INSTRUCTION >> Repeat the material below word for word and leave out all pictures.

SUPPLIED MATERIAL >>
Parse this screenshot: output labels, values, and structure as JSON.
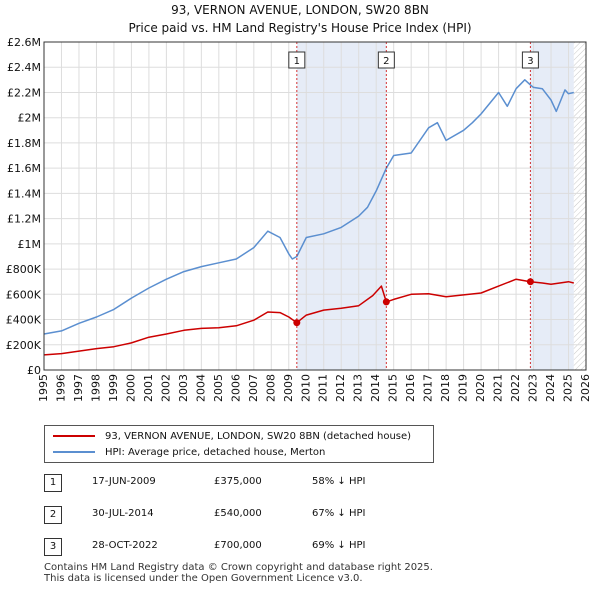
{
  "header": {
    "title": "93, VERNON AVENUE, LONDON, SW20 8BN",
    "subtitle": "Price paid vs. HM Land Registry's House Price Index (HPI)"
  },
  "chart_data": {
    "type": "line",
    "title": "93, VERNON AVENUE, LONDON, SW20 8BN",
    "subtitle": "Price paid vs. HM Land Registry's House Price Index (HPI)",
    "xlim": [
      1995,
      2026
    ],
    "ylim": [
      0,
      2600000
    ],
    "x_ticks": [
      1995,
      1996,
      1997,
      1998,
      1999,
      2000,
      2001,
      2002,
      2003,
      2004,
      2005,
      2006,
      2007,
      2008,
      2009,
      2010,
      2011,
      2012,
      2013,
      2014,
      2015,
      2016,
      2017,
      2018,
      2019,
      2020,
      2021,
      2022,
      2023,
      2024,
      2025,
      2026
    ],
    "y_ticks": [
      {
        "value": 0,
        "label": "£0"
      },
      {
        "value": 200000,
        "label": "£200K"
      },
      {
        "value": 400000,
        "label": "£400K"
      },
      {
        "value": 600000,
        "label": "£600K"
      },
      {
        "value": 800000,
        "label": "£800K"
      },
      {
        "value": 1000000,
        "label": "£1M"
      },
      {
        "value": 1200000,
        "label": "£1.2M"
      },
      {
        "value": 1400000,
        "label": "£1.4M"
      },
      {
        "value": 1600000,
        "label": "£1.6M"
      },
      {
        "value": 1800000,
        "label": "£1.8M"
      },
      {
        "value": 2000000,
        "label": "£2M"
      },
      {
        "value": 2200000,
        "label": "£2.2M"
      },
      {
        "value": 2400000,
        "label": "£2.4M"
      },
      {
        "value": 2600000,
        "label": "£2.6M"
      }
    ],
    "shaded_ranges": [
      [
        2009.46,
        2014.58
      ],
      [
        2022.82,
        2025.3
      ]
    ],
    "hatch_from": 2025.3,
    "series": [
      {
        "name": "93, VERNON AVENUE, LONDON, SW20 8BN (detached house)",
        "color": "#cc0000",
        "x": [
          1995,
          1996,
          1997,
          1998,
          1999,
          2000,
          2001,
          2002,
          2003,
          2004,
          2005,
          2006,
          2007,
          2007.8,
          2008.5,
          2009.0,
          2009.46,
          2010,
          2011,
          2012,
          2013,
          2013.8,
          2014.3,
          2014.58,
          2015,
          2016,
          2017,
          2018,
          2019,
          2020,
          2021,
          2022,
          2022.82,
          2023.5,
          2024,
          2024.5,
          2025,
          2025.3
        ],
        "values": [
          120000,
          130000,
          150000,
          170000,
          185000,
          215000,
          260000,
          285000,
          315000,
          330000,
          335000,
          350000,
          395000,
          460000,
          455000,
          420000,
          375000,
          435000,
          475000,
          490000,
          510000,
          590000,
          665000,
          540000,
          560000,
          600000,
          605000,
          580000,
          595000,
          610000,
          665000,
          720000,
          700000,
          690000,
          680000,
          690000,
          700000,
          690000
        ]
      },
      {
        "name": "HPI: Average price, detached house, Merton",
        "color": "#5b8fd0",
        "x": [
          1995,
          1996,
          1997,
          1998,
          1999,
          2000,
          2001,
          2002,
          2003,
          2004,
          2005,
          2006,
          2007,
          2007.8,
          2008.5,
          2009.0,
          2009.2,
          2009.46,
          2010,
          2011,
          2012,
          2013,
          2013.5,
          2014,
          2014.58,
          2015,
          2016,
          2017,
          2017.5,
          2018,
          2019,
          2019.5,
          2020,
          2021,
          2021.5,
          2022,
          2022.5,
          2022.82,
          2023,
          2023.5,
          2024,
          2024.3,
          2024.8,
          2025,
          2025.3
        ],
        "values": [
          285000,
          310000,
          370000,
          420000,
          480000,
          570000,
          650000,
          720000,
          780000,
          820000,
          850000,
          880000,
          970000,
          1100000,
          1050000,
          920000,
          880000,
          900000,
          1050000,
          1080000,
          1130000,
          1220000,
          1290000,
          1420000,
          1600000,
          1700000,
          1720000,
          1920000,
          1960000,
          1820000,
          1900000,
          1960000,
          2030000,
          2200000,
          2090000,
          2230000,
          2300000,
          2260000,
          2240000,
          2230000,
          2140000,
          2050000,
          2220000,
          2190000,
          2200000
        ]
      }
    ],
    "sales": [
      {
        "label": "1",
        "date": "17-JUN-2009",
        "x": 2009.46,
        "price_value": 375000,
        "price": "£375,000",
        "hpi": "58% ↓ HPI"
      },
      {
        "label": "2",
        "date": "30-JUL-2014",
        "x": 2014.58,
        "price_value": 540000,
        "price": "£540,000",
        "hpi": "67% ↓ HPI"
      },
      {
        "label": "3",
        "date": "28-OCT-2022",
        "x": 2022.82,
        "price_value": 700000,
        "price": "£700,000",
        "hpi": "69% ↓ HPI"
      }
    ]
  },
  "legend": {
    "items": [
      {
        "label": "93, VERNON AVENUE, LONDON, SW20 8BN (detached house)",
        "color": "#cc0000"
      },
      {
        "label": "HPI: Average price, detached house, Merton",
        "color": "#5b8fd0"
      }
    ]
  },
  "footer": {
    "line1": "Contains HM Land Registry data © Crown copyright and database right 2025.",
    "line2": "This data is licensed under the Open Government Licence v3.0."
  }
}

OUTPUT >>
Parse this screenshot: output labels, values, and structure as JSON.
{
  "header": {
    "title": "93, VERNON AVENUE, LONDON, SW20 8BN",
    "subtitle": "Price paid vs. HM Land Registry's House Price Index (HPI)"
  },
  "chart_data": {
    "type": "line",
    "title": "93, VERNON AVENUE, LONDON, SW20 8BN",
    "subtitle": "Price paid vs. HM Land Registry's House Price Index (HPI)",
    "xlim": [
      1995,
      2026
    ],
    "ylim": [
      0,
      2600000
    ],
    "x_ticks": [
      1995,
      1996,
      1997,
      1998,
      1999,
      2000,
      2001,
      2002,
      2003,
      2004,
      2005,
      2006,
      2007,
      2008,
      2009,
      2010,
      2011,
      2012,
      2013,
      2014,
      2015,
      2016,
      2017,
      2018,
      2019,
      2020,
      2021,
      2022,
      2023,
      2024,
      2025,
      2026
    ],
    "y_ticks": [
      {
        "value": 0,
        "label": "£0"
      },
      {
        "value": 200000,
        "label": "£200K"
      },
      {
        "value": 400000,
        "label": "£400K"
      },
      {
        "value": 600000,
        "label": "£600K"
      },
      {
        "value": 800000,
        "label": "£800K"
      },
      {
        "value": 1000000,
        "label": "£1M"
      },
      {
        "value": 1200000,
        "label": "£1.2M"
      },
      {
        "value": 1400000,
        "label": "£1.4M"
      },
      {
        "value": 1600000,
        "label": "£1.6M"
      },
      {
        "value": 1800000,
        "label": "£1.8M"
      },
      {
        "value": 2000000,
        "label": "£2M"
      },
      {
        "value": 2200000,
        "label": "£2.2M"
      },
      {
        "value": 2400000,
        "label": "£2.4M"
      },
      {
        "value": 2600000,
        "label": "£2.6M"
      }
    ],
    "shaded_ranges": [
      [
        2009.46,
        2014.58
      ],
      [
        2022.82,
        2025.3
      ]
    ],
    "hatch_from": 2025.3,
    "series": [
      {
        "name": "93, VERNON AVENUE, LONDON, SW20 8BN (detached house)",
        "color": "#cc0000",
        "x": [
          1995,
          1996,
          1997,
          1998,
          1999,
          2000,
          2001,
          2002,
          2003,
          2004,
          2005,
          2006,
          2007,
          2007.8,
          2008.5,
          2009.0,
          2009.46,
          2010,
          2011,
          2012,
          2013,
          2013.8,
          2014.3,
          2014.58,
          2015,
          2016,
          2017,
          2018,
          2019,
          2020,
          2021,
          2022,
          2022.82,
          2023.5,
          2024,
          2024.5,
          2025,
          2025.3
        ],
        "values": [
          120000,
          130000,
          150000,
          170000,
          185000,
          215000,
          260000,
          285000,
          315000,
          330000,
          335000,
          350000,
          395000,
          460000,
          455000,
          420000,
          375000,
          435000,
          475000,
          490000,
          510000,
          590000,
          665000,
          540000,
          560000,
          600000,
          605000,
          580000,
          595000,
          610000,
          665000,
          720000,
          700000,
          690000,
          680000,
          690000,
          700000,
          690000
        ]
      },
      {
        "name": "HPI: Average price, detached house, Merton",
        "color": "#5b8fd0",
        "x": [
          1995,
          1996,
          1997,
          1998,
          1999,
          2000,
          2001,
          2002,
          2003,
          2004,
          2005,
          2006,
          2007,
          2007.8,
          2008.5,
          2009.0,
          2009.2,
          2009.46,
          2010,
          2011,
          2012,
          2013,
          2013.5,
          2014,
          2014.58,
          2015,
          2016,
          2017,
          2017.5,
          2018,
          2019,
          2019.5,
          2020,
          2021,
          2021.5,
          2022,
          2022.5,
          2022.82,
          2023,
          2023.5,
          2024,
          2024.3,
          2024.8,
          2025,
          2025.3
        ],
        "values": [
          285000,
          310000,
          370000,
          420000,
          480000,
          570000,
          650000,
          720000,
          780000,
          820000,
          850000,
          880000,
          970000,
          1100000,
          1050000,
          920000,
          880000,
          900000,
          1050000,
          1080000,
          1130000,
          1220000,
          1290000,
          1420000,
          1600000,
          1700000,
          1720000,
          1920000,
          1960000,
          1820000,
          1900000,
          1960000,
          2030000,
          2200000,
          2090000,
          2230000,
          2300000,
          2260000,
          2240000,
          2230000,
          2140000,
          2050000,
          2220000,
          2190000,
          2200000
        ]
      }
    ],
    "sales": [
      {
        "label": "1",
        "date": "17-JUN-2009",
        "x": 2009.46,
        "price_value": 375000,
        "price": "£375,000",
        "hpi": "58% ↓ HPI"
      },
      {
        "label": "2",
        "date": "30-JUL-2014",
        "x": 2014.58,
        "price_value": 540000,
        "price": "£540,000",
        "hpi": "67% ↓ HPI"
      },
      {
        "label": "3",
        "date": "28-OCT-2022",
        "x": 2022.82,
        "price_value": 700000,
        "price": "£700,000",
        "hpi": "69% ↓ HPI"
      }
    ]
  },
  "legend": {
    "items": [
      {
        "label": "93, VERNON AVENUE, LONDON, SW20 8BN (detached house)",
        "color": "#cc0000"
      },
      {
        "label": "HPI: Average price, detached house, Merton",
        "color": "#5b8fd0"
      }
    ]
  },
  "footer": {
    "line1": "Contains HM Land Registry data © Crown copyright and database right 2025.",
    "line2": "This data is licensed under the Open Government Licence v3.0."
  }
}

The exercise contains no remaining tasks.